> INSTRUCTION: Omit every picture and output the rest of the records exactly as they are.

> ENTRIES:
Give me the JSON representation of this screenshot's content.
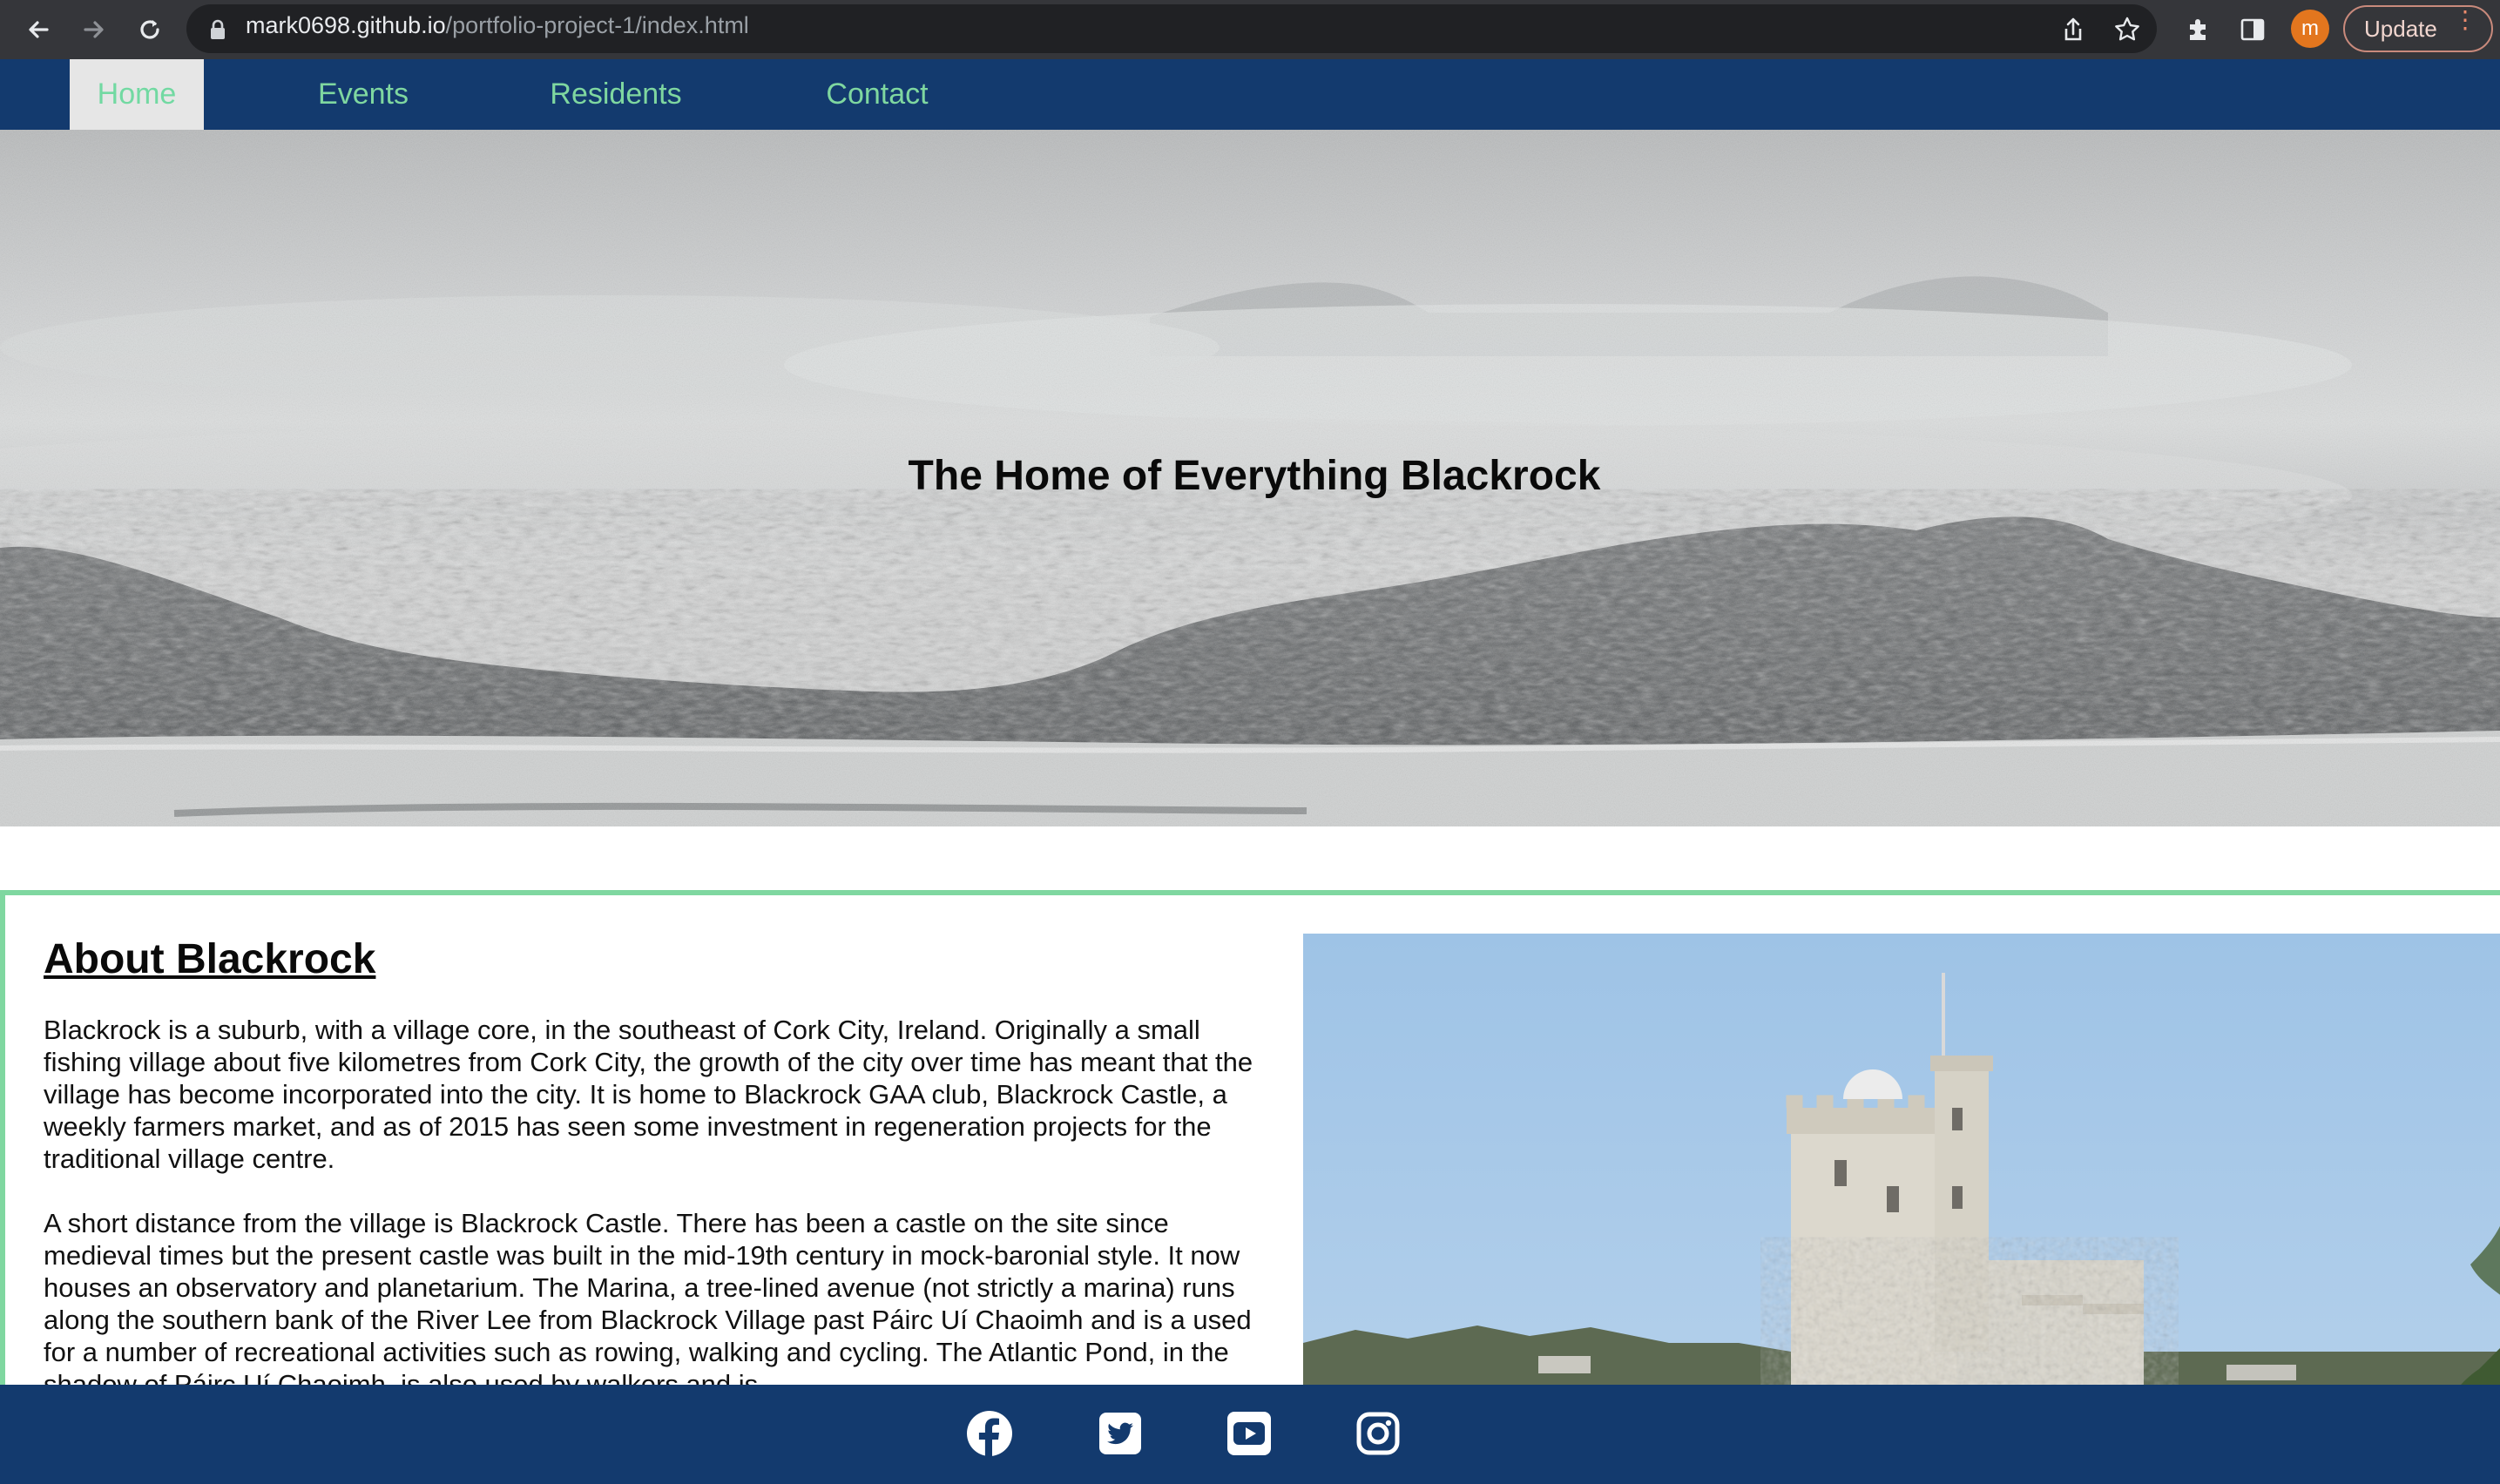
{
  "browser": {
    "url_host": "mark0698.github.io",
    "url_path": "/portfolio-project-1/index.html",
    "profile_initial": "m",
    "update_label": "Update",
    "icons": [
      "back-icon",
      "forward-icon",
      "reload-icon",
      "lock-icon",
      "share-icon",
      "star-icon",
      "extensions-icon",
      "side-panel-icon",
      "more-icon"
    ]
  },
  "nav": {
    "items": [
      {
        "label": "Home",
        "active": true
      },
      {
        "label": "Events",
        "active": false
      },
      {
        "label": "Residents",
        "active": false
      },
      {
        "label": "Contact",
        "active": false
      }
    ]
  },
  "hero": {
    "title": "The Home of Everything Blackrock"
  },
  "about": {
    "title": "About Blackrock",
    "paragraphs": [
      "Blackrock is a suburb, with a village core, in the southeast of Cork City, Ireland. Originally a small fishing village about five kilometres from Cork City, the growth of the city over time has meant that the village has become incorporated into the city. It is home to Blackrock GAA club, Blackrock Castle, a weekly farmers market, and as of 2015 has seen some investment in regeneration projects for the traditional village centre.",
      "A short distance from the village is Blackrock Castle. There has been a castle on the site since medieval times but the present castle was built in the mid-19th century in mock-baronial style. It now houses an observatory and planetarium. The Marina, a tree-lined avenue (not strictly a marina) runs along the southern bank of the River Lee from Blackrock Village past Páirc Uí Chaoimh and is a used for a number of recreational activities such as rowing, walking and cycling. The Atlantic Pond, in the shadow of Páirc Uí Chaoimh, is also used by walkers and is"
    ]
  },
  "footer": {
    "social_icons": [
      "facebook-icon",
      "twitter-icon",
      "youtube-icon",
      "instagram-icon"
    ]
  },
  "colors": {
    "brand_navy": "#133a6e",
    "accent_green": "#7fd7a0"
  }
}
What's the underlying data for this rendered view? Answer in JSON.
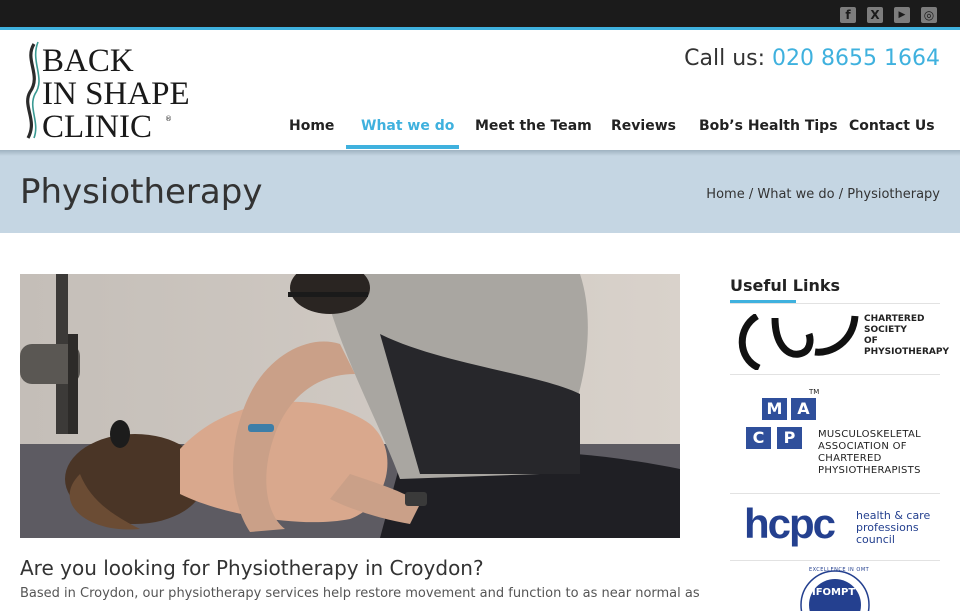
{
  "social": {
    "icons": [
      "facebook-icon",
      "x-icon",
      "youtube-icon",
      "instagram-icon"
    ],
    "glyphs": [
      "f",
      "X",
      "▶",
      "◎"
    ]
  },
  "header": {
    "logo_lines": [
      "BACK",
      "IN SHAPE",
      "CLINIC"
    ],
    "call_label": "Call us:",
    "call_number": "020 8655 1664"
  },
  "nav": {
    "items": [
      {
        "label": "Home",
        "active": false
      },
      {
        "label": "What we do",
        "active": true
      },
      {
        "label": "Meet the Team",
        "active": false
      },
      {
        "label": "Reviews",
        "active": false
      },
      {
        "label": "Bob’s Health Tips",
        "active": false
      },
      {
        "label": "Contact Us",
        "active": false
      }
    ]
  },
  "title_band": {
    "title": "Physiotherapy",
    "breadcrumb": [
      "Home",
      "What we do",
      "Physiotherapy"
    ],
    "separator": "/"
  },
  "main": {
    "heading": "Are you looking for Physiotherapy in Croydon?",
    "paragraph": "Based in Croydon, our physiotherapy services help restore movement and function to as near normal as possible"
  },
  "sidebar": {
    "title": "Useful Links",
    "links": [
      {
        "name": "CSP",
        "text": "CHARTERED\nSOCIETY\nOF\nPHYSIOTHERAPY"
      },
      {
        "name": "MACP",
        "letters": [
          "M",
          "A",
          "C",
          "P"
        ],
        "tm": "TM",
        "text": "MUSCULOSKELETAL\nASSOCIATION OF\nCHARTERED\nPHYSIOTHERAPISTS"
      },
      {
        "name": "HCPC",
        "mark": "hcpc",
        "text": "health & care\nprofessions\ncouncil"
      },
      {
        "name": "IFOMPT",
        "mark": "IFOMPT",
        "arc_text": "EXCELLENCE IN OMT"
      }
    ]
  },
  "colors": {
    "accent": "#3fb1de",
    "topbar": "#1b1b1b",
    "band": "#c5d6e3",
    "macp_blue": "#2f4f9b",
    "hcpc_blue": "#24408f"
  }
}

> EXERCISE RESPONSE:
Give me the JSON representation of this screenshot's content.
{
  "browser": {
    "url_host": "mark0698.github.io",
    "url_path": "/portfolio-project-1/index.html",
    "profile_initial": "m",
    "update_label": "Update",
    "icons": [
      "back-icon",
      "forward-icon",
      "reload-icon",
      "lock-icon",
      "share-icon",
      "star-icon",
      "extensions-icon",
      "side-panel-icon",
      "more-icon"
    ]
  },
  "nav": {
    "items": [
      {
        "label": "Home",
        "active": true
      },
      {
        "label": "Events",
        "active": false
      },
      {
        "label": "Residents",
        "active": false
      },
      {
        "label": "Contact",
        "active": false
      }
    ]
  },
  "hero": {
    "title": "The Home of Everything Blackrock"
  },
  "about": {
    "title": "About Blackrock",
    "paragraphs": [
      "Blackrock is a suburb, with a village core, in the southeast of Cork City, Ireland. Originally a small fishing village about five kilometres from Cork City, the growth of the city over time has meant that the village has become incorporated into the city. It is home to Blackrock GAA club, Blackrock Castle, a weekly farmers market, and as of 2015 has seen some investment in regeneration projects for the traditional village centre.",
      "A short distance from the village is Blackrock Castle. There has been a castle on the site since medieval times but the present castle was built in the mid-19th century in mock-baronial style. It now houses an observatory and planetarium. The Marina, a tree-lined avenue (not strictly a marina) runs along the southern bank of the River Lee from Blackrock Village past Páirc Uí Chaoimh and is a used for a number of recreational activities such as rowing, walking and cycling. The Atlantic Pond, in the shadow of Páirc Uí Chaoimh, is also used by walkers and is"
    ]
  },
  "footer": {
    "social_icons": [
      "facebook-icon",
      "twitter-icon",
      "youtube-icon",
      "instagram-icon"
    ]
  },
  "colors": {
    "brand_navy": "#133a6e",
    "accent_green": "#7fd7a0"
  }
}
What's the underlying data for this rendered view? Answer in JSON.
{
  "social": {
    "icons": [
      "facebook-icon",
      "x-icon",
      "youtube-icon",
      "instagram-icon"
    ],
    "glyphs": [
      "f",
      "X",
      "▶",
      "◎"
    ]
  },
  "header": {
    "logo_lines": [
      "BACK",
      "IN SHAPE",
      "CLINIC"
    ],
    "call_label": "Call us:",
    "call_number": "020 8655 1664"
  },
  "nav": {
    "items": [
      {
        "label": "Home",
        "active": false
      },
      {
        "label": "What we do",
        "active": true
      },
      {
        "label": "Meet the Team",
        "active": false
      },
      {
        "label": "Reviews",
        "active": false
      },
      {
        "label": "Bob’s Health Tips",
        "active": false
      },
      {
        "label": "Contact Us",
        "active": false
      }
    ]
  },
  "title_band": {
    "title": "Physiotherapy",
    "breadcrumb": [
      "Home",
      "What we do",
      "Physiotherapy"
    ],
    "separator": "/"
  },
  "main": {
    "heading": "Are you looking for Physiotherapy in Croydon?",
    "paragraph": "Based in Croydon, our physiotherapy services help restore movement and function to as near normal as possible"
  },
  "sidebar": {
    "title": "Useful Links",
    "links": [
      {
        "name": "CSP",
        "text": "CHARTERED\nSOCIETY\nOF\nPHYSIOTHERAPY"
      },
      {
        "name": "MACP",
        "letters": [
          "M",
          "A",
          "C",
          "P"
        ],
        "tm": "TM",
        "text": "MUSCULOSKELETAL\nASSOCIATION OF\nCHARTERED\nPHYSIOTHERAPISTS"
      },
      {
        "name": "HCPC",
        "mark": "hcpc",
        "text": "health & care\nprofessions\ncouncil"
      },
      {
        "name": "IFOMPT",
        "mark": "IFOMPT",
        "arc_text": "EXCELLENCE IN OMT"
      }
    ]
  },
  "colors": {
    "accent": "#3fb1de",
    "topbar": "#1b1b1b",
    "band": "#c5d6e3",
    "macp_blue": "#2f4f9b",
    "hcpc_blue": "#24408f"
  }
}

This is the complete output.